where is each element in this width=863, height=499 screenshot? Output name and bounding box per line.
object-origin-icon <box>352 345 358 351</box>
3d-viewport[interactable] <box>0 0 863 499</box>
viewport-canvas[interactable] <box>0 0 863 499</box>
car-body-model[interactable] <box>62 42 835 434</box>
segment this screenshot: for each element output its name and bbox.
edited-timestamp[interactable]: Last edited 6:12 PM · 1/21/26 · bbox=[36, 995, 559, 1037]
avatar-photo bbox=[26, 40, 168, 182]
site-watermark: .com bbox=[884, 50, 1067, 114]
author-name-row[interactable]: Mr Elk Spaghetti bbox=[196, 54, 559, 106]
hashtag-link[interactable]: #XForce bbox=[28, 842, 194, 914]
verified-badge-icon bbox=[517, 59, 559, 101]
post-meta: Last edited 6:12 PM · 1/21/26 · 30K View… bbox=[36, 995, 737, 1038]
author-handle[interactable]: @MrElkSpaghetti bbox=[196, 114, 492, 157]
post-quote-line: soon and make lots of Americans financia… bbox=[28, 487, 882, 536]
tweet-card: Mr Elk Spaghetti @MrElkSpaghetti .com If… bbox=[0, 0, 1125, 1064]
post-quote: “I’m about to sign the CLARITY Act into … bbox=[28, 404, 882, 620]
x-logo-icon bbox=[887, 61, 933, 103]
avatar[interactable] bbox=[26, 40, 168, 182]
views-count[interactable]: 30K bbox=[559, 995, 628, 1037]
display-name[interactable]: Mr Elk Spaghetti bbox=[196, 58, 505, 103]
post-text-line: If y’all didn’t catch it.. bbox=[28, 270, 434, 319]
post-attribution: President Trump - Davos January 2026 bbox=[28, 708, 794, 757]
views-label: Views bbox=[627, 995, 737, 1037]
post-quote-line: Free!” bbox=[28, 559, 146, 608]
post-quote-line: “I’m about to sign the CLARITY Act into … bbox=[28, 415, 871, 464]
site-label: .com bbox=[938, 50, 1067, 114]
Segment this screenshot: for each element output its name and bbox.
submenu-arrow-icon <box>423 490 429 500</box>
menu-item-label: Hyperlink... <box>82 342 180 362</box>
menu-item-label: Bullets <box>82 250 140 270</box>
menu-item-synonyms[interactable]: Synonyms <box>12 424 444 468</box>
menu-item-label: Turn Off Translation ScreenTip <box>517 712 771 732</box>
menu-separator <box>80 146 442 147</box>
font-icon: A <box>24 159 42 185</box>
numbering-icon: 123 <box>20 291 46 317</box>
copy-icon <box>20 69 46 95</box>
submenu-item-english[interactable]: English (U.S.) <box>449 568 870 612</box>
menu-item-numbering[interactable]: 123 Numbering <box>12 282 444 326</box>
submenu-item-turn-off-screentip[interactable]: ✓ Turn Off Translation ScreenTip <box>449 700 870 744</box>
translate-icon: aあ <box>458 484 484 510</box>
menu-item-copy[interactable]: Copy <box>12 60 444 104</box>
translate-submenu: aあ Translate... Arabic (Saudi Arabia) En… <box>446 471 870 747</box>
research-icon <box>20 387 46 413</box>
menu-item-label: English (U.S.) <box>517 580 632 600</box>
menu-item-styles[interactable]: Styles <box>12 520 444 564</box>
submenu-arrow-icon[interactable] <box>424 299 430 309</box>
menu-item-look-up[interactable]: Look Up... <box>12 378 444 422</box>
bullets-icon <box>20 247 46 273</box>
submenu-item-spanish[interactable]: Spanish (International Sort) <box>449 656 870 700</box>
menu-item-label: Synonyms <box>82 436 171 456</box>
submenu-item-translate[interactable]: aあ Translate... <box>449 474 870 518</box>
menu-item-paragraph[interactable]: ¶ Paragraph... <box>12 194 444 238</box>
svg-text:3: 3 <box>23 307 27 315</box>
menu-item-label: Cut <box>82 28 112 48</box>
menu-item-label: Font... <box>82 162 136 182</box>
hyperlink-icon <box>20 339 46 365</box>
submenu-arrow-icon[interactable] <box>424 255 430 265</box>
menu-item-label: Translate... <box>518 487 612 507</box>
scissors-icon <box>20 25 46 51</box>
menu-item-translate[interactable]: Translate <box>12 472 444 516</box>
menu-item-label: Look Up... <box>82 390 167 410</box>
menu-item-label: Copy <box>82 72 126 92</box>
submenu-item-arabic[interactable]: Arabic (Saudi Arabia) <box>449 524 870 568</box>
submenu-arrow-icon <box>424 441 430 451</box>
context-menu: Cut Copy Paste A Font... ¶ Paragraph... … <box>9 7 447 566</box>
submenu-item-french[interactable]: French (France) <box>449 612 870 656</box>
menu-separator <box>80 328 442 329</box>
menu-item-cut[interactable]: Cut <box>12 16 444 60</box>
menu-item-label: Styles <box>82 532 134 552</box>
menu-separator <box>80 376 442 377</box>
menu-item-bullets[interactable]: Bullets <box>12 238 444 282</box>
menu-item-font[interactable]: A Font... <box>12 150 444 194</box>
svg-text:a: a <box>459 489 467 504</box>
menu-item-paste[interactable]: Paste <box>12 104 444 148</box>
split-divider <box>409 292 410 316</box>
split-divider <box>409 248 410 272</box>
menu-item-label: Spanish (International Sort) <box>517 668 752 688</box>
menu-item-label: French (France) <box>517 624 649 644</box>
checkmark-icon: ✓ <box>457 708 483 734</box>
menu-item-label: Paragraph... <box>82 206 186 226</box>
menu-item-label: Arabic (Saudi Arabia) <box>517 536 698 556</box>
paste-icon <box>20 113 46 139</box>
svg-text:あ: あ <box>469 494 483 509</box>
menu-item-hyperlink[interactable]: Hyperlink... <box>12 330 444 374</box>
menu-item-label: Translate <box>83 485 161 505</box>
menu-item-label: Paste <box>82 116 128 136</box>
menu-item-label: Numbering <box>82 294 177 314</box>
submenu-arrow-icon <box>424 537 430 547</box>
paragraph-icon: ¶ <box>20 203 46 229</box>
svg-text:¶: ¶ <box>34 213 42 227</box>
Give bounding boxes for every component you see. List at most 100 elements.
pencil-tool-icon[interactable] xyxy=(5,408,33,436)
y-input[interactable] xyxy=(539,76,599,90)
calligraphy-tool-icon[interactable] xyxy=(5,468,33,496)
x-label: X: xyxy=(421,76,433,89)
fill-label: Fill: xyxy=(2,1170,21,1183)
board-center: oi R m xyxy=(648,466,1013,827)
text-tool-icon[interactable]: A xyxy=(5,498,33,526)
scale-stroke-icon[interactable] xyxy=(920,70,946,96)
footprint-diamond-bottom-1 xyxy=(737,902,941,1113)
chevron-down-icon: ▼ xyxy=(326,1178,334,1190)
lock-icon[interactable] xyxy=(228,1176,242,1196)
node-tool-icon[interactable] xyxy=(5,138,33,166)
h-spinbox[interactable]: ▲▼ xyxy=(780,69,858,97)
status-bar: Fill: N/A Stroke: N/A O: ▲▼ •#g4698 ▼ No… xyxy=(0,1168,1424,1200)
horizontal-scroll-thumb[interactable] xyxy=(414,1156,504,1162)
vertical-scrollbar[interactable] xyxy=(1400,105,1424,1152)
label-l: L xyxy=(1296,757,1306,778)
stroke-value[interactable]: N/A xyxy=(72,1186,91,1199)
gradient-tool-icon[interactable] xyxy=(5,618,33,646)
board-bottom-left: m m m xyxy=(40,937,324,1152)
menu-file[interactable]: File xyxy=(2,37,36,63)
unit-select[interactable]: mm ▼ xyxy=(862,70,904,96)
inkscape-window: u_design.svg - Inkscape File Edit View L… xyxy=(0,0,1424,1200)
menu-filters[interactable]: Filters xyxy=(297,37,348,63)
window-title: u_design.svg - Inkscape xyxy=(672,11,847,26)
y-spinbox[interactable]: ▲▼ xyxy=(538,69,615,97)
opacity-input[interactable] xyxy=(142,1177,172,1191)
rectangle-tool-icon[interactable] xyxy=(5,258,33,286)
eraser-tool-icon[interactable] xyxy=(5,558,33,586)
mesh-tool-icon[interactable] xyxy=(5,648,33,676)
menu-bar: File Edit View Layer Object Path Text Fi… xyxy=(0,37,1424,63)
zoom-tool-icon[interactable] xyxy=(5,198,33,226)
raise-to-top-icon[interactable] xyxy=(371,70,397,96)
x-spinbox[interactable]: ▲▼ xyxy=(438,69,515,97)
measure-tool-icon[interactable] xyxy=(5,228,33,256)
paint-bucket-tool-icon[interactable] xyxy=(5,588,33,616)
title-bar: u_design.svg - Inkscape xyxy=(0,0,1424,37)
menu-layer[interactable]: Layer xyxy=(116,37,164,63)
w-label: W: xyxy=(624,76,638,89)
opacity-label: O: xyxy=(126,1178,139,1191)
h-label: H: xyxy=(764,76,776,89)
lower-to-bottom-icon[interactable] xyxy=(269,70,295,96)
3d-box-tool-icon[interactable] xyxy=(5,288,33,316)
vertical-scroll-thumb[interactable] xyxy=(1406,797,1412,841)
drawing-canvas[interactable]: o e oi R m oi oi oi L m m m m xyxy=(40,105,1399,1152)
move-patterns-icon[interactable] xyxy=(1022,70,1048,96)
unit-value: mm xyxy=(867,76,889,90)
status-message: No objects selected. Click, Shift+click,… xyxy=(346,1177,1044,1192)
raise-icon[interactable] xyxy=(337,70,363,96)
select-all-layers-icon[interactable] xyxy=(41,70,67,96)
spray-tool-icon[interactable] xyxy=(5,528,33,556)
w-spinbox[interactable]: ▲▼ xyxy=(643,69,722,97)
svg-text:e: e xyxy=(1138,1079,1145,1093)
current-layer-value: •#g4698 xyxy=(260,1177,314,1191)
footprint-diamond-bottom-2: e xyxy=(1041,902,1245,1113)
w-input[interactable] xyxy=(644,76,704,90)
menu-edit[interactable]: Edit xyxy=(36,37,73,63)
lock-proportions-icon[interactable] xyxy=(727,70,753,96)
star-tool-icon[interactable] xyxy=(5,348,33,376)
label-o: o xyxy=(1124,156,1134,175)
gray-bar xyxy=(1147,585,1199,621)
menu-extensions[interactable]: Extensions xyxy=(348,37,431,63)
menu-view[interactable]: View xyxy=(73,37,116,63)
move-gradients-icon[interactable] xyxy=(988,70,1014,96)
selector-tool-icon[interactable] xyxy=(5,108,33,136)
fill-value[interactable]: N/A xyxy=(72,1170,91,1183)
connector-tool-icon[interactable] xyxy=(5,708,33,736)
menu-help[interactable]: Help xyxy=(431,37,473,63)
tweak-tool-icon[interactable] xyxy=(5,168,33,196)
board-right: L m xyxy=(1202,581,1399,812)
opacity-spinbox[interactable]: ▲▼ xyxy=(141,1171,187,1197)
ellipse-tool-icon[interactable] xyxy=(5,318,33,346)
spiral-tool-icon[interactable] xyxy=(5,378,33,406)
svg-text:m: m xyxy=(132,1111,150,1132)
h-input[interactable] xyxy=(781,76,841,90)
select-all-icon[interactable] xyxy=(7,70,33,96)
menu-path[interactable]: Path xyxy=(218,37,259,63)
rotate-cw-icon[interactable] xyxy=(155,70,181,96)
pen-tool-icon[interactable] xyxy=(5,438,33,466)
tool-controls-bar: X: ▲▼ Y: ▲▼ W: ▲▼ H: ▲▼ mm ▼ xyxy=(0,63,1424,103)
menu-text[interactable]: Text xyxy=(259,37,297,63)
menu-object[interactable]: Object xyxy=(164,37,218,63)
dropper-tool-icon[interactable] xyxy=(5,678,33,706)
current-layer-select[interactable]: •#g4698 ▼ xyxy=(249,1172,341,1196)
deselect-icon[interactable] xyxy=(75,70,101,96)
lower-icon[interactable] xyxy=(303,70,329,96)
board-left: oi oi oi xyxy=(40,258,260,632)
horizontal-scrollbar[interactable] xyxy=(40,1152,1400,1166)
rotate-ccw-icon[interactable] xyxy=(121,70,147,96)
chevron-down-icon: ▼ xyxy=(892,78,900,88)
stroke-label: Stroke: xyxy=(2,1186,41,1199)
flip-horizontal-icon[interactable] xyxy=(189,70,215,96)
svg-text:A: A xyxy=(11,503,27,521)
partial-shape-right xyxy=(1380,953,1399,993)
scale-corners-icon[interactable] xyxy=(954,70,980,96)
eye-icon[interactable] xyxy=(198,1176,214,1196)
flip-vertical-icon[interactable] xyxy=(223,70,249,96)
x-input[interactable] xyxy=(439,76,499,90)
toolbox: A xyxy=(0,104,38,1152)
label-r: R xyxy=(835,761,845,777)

-----

### WHAT IS EXPECTED:
Can you reproduce the records from the start down through the line containing "site-watermark: .com bbox=[884, 50, 1067, 114]", swapping "screenshot" for "image" and changing nothing else?

### THE OUTPUT:
where is each element in this width=863, height=499 image? Output name and bounding box per line.
object-origin-icon <box>352 345 358 351</box>
3d-viewport[interactable] <box>0 0 863 499</box>
viewport-canvas[interactable] <box>0 0 863 499</box>
car-body-model[interactable] <box>62 42 835 434</box>
segment this image: for each element output its name and bbox.
edited-timestamp[interactable]: Last edited 6:12 PM · 1/21/26 · bbox=[36, 995, 559, 1037]
avatar-photo bbox=[26, 40, 168, 182]
site-watermark: .com bbox=[884, 50, 1067, 114]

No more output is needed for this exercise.